# Description of the task
Reproduce the records below word for word, starting at their first line and stopping after the line that contains "dialpad-key-6[interactable]: 6РСТУ MNO".

begin Provided information

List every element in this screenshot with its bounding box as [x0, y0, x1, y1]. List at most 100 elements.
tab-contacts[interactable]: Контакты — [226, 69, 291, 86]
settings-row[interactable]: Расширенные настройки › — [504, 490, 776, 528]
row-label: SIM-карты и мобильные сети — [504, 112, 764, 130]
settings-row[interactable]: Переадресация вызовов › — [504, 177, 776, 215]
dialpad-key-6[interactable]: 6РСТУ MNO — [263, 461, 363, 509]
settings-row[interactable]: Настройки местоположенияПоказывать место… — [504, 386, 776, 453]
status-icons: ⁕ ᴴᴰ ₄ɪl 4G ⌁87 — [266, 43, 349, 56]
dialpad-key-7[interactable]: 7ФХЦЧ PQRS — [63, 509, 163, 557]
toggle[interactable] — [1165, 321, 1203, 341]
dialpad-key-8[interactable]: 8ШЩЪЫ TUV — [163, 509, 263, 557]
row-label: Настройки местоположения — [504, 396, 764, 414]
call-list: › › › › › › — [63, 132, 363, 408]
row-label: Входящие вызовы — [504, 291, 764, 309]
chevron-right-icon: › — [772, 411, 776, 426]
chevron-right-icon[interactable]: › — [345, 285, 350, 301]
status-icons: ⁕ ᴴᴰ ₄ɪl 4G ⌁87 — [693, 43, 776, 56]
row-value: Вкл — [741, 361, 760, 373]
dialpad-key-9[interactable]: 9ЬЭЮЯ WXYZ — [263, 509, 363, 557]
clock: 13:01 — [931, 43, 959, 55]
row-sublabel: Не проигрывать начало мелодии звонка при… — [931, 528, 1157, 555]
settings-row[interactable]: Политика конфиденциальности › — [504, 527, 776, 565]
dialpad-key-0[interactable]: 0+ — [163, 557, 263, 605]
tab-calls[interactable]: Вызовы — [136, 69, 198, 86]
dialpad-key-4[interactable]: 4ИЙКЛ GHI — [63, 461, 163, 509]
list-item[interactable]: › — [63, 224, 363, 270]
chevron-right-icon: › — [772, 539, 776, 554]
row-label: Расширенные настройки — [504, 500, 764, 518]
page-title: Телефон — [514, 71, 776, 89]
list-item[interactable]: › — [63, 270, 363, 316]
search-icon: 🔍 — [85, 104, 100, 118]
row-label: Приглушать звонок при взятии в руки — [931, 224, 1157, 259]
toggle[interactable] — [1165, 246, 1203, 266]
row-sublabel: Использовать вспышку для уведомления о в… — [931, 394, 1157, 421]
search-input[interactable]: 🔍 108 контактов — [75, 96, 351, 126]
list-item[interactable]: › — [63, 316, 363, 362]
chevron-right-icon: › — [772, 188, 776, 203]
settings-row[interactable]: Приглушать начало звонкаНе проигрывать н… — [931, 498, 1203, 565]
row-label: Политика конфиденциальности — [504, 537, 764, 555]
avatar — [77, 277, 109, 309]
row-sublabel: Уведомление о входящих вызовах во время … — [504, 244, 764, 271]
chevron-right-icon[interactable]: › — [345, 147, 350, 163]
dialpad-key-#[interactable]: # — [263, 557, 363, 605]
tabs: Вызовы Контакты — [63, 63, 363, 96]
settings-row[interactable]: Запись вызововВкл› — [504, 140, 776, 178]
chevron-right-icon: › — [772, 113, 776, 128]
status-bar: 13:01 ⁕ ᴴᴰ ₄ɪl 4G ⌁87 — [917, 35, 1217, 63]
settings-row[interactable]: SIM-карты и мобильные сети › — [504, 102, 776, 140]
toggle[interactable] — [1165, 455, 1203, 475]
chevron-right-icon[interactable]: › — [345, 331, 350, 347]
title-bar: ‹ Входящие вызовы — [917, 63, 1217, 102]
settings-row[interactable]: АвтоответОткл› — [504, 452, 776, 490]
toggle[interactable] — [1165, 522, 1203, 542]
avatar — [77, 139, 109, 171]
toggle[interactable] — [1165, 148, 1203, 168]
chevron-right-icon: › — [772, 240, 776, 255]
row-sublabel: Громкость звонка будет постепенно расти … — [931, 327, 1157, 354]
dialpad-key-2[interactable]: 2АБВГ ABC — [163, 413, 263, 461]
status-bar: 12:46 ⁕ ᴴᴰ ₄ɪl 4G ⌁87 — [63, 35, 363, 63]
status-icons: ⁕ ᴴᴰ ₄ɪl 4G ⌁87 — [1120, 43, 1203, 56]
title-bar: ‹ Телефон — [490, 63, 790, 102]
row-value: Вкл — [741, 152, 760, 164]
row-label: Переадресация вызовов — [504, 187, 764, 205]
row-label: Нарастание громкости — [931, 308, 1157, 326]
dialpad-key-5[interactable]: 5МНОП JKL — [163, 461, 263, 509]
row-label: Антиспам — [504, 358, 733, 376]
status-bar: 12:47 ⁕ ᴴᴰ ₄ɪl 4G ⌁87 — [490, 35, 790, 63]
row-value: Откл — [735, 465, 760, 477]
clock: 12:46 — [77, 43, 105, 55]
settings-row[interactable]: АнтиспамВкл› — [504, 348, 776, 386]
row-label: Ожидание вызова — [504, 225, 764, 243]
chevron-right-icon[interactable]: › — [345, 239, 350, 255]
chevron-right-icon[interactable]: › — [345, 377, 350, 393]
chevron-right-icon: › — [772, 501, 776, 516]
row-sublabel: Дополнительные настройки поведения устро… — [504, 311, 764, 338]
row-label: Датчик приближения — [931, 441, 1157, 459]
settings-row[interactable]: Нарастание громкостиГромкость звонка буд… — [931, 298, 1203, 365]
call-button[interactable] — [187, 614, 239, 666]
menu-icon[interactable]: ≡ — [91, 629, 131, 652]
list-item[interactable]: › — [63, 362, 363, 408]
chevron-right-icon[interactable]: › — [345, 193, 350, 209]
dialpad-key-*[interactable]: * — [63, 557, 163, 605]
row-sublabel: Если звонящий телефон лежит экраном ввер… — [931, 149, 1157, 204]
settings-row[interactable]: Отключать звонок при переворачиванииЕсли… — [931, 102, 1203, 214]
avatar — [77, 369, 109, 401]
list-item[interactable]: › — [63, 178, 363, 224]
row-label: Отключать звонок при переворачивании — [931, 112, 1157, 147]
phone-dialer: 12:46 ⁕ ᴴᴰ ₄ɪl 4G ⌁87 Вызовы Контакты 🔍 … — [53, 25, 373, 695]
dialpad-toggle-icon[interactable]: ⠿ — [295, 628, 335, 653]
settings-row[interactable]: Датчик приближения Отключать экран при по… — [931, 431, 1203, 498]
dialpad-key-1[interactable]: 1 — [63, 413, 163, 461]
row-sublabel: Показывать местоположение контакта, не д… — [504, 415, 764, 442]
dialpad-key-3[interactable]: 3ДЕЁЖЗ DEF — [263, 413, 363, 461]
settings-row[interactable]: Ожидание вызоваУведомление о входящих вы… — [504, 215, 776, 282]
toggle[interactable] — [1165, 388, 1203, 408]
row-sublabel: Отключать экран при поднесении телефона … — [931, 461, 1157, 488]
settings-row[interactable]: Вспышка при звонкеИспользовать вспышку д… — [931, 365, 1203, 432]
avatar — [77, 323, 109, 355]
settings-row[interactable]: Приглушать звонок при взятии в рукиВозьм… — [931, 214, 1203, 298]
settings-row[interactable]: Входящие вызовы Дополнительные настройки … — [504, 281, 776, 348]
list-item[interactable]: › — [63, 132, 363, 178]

end Provided information

# Exercise response
List every element in this screenshot with its bounding box as [x0, y0, x1, y1]. List at most 100 elements.
tab-contacts[interactable]: Контакты — [226, 69, 291, 86]
settings-row[interactable]: Расширенные настройки › — [504, 490, 776, 528]
row-label: SIM-карты и мобильные сети — [504, 112, 764, 130]
settings-row[interactable]: Переадресация вызовов › — [504, 177, 776, 215]
dialpad-key-6[interactable]: 6РСТУ MNO — [263, 461, 363, 509]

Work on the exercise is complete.